== Text block ==
VATICAN CITY — Pope Francis has named U.S. Cardinal Raymond L. Burke a member of the Apostolic Signature, the church’s supreme court, which the cardinal headed as prefect from 2008 to 2014.

Pope Francis has named U.S. Cardinal Raymond L. Burke a member of the Apostolic Signature, the church’s highest court, which the cardinal headed from 2008-2014. Cardinal Burke is pictured leaving a papal audience to exchange Christmas greetings with members of the Roman Curia at the Vatican in this Dec. 22, 2016, file photo. (CNS photo/Paul Haring)

Members of the Apostolic Signature serve as judges in the cases, which mainly involve appeals of lower-court decisions or of administrative decisions by other offices of the Holy See.

The appeals involve everything from challenges to the decisions of marriage tribunals to recourse against the dismissal of a religious, the transfer of a parish priest, the restriction of a priest’s ministry, removal of ministerial faculties, renovation of a parish church and dismissal from a teaching position.

Cardinal Burke’s nomination was met with surprise in some quarters because he continues to speak publicly about issuing a formal “fraternal correction” of Pope Francis over the pope’s teaching in “Amoris Laetitia,” his exhortation on the family. But the public criticism of the pope did not prevent Pope Francis in late 2016 from naming Cardinal Burke the presiding judge in a church trial investigating allegations of sexual abuse leveled against Archbishop Anthony S. Apuron of Agana, Guam. The results of the investigation and trial have not been announced.

Coordinate annotation data

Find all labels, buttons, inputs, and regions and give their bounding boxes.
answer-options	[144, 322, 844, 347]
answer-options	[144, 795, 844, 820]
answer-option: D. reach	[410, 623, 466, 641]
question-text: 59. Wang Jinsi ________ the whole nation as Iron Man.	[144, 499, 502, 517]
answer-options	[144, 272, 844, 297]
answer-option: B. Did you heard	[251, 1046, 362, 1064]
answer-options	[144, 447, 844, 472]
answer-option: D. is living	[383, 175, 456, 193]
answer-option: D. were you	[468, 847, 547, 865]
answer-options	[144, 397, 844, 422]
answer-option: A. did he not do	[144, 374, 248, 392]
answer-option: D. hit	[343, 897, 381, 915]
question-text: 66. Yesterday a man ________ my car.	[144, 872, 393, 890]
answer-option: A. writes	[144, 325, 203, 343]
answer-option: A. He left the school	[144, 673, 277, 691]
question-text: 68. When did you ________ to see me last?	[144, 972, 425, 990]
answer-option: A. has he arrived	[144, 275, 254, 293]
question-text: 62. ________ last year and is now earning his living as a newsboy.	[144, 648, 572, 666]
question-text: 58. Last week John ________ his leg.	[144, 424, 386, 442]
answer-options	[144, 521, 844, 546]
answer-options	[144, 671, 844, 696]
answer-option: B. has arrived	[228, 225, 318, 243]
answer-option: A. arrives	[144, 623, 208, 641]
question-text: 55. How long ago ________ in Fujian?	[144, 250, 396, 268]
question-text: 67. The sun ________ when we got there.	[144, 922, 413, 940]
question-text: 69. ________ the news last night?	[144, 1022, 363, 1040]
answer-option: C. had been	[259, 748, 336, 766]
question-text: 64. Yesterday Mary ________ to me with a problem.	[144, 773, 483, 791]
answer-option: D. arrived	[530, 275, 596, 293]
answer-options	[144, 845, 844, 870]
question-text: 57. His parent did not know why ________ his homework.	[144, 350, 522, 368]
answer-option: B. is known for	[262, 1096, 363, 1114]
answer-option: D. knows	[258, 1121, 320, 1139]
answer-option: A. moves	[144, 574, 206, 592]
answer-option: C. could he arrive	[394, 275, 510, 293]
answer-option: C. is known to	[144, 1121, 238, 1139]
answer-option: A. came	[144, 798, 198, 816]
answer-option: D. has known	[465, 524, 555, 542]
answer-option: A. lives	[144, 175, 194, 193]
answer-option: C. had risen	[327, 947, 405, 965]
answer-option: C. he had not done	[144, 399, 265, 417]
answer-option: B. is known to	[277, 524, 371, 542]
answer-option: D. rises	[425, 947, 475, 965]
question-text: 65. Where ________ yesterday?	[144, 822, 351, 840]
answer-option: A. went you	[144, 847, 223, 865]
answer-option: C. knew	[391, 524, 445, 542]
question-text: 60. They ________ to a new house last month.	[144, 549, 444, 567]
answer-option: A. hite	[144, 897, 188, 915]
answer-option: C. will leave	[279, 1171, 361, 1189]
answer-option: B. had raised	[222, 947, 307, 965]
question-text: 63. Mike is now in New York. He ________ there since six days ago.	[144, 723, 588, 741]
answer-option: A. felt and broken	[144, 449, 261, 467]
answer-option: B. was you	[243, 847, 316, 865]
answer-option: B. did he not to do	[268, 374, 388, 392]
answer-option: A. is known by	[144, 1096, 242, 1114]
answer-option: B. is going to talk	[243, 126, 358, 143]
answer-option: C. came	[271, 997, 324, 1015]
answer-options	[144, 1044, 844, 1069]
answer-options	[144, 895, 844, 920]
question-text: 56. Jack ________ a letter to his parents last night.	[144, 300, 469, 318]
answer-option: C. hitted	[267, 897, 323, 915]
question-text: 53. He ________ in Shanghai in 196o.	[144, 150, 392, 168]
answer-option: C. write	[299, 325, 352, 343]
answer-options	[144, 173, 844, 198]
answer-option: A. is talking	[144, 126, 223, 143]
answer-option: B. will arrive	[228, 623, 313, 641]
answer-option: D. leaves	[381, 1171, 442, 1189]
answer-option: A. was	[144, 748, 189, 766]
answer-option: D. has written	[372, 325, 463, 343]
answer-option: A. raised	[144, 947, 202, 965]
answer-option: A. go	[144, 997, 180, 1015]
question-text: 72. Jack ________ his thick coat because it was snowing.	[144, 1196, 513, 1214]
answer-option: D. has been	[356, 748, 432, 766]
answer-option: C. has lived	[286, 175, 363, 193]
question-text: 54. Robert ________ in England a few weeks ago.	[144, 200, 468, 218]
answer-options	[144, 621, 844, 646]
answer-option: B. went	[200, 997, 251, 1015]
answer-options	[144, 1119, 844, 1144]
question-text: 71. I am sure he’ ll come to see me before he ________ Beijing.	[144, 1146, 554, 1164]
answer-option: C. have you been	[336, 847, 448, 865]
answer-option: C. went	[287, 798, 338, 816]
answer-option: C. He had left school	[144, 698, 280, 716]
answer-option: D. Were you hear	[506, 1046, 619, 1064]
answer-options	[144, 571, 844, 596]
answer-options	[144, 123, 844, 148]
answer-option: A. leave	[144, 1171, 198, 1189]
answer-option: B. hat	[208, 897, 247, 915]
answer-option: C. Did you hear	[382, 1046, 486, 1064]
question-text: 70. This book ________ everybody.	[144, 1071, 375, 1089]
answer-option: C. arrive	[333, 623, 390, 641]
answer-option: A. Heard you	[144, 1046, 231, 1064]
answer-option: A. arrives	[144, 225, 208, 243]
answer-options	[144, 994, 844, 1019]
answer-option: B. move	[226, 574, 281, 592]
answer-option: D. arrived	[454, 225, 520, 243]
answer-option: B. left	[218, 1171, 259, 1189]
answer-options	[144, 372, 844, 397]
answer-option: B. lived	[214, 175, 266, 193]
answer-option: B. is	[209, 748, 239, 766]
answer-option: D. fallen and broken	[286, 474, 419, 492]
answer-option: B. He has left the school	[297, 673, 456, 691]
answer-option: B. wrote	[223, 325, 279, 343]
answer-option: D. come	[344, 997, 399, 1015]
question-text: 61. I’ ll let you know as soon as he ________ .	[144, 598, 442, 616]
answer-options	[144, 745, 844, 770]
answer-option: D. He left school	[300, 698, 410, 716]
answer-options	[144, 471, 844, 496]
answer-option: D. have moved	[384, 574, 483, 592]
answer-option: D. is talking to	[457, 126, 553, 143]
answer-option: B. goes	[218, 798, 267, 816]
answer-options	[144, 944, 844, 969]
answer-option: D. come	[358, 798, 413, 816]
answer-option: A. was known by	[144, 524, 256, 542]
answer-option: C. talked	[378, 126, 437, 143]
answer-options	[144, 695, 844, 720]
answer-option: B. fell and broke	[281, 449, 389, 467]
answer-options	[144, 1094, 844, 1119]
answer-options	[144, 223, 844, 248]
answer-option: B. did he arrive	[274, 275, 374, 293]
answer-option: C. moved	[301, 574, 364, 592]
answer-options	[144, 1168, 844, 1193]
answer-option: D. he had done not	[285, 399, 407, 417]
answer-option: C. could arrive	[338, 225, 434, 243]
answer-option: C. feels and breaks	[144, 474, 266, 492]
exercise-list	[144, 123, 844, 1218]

--

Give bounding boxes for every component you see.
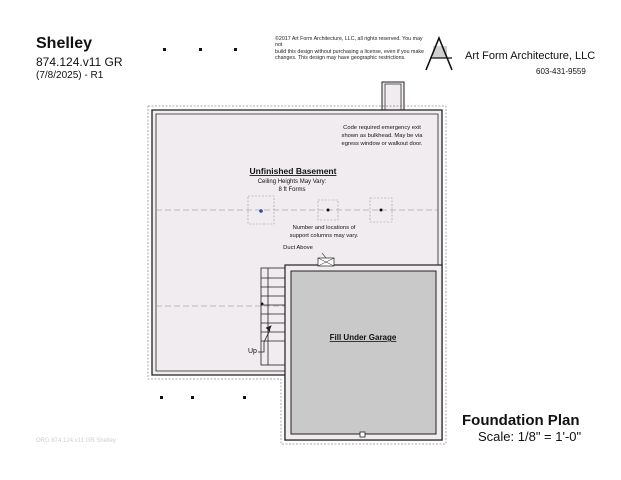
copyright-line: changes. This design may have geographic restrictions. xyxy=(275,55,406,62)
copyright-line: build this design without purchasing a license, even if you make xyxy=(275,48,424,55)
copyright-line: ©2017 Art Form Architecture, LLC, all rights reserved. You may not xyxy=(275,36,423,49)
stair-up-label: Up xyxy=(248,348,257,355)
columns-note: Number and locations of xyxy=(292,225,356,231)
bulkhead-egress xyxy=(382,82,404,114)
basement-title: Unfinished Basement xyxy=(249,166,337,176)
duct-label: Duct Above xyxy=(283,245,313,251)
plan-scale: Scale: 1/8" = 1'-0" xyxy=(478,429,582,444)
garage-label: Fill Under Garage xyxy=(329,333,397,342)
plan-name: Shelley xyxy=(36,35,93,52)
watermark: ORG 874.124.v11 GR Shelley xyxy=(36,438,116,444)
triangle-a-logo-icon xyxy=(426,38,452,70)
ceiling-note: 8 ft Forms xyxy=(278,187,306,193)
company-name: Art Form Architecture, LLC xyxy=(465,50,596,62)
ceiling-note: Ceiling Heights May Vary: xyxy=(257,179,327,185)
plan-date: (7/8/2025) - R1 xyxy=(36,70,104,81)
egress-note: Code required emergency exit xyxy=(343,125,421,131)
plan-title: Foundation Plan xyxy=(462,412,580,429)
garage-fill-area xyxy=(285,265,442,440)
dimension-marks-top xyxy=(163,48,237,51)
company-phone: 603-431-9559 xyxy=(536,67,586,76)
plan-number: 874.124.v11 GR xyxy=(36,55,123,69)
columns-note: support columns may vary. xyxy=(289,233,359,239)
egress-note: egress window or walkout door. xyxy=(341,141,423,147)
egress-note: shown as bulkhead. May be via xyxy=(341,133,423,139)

== Stated goal 1 ==
In the Burke article, during which years did the cardinal head the Apostolic Signature as prefect?
== Stated goal 2 ==
Repeat the Burke article word for word from "The appeals involve" up to and including "a teaching position.".
The data above stand apart from the Burke article.

== Expected output 1 ==
From 2008 to 2014.

== Expected output 2 ==
The appeals involve everything from challenges to the decisions of marriage tribunals to recourse against the dismissal of a religious, the transfer of a parish priest, the restriction of a priest’s ministry, removal of ministerial faculties, renovation of a parish church and dismissal from a teaching position.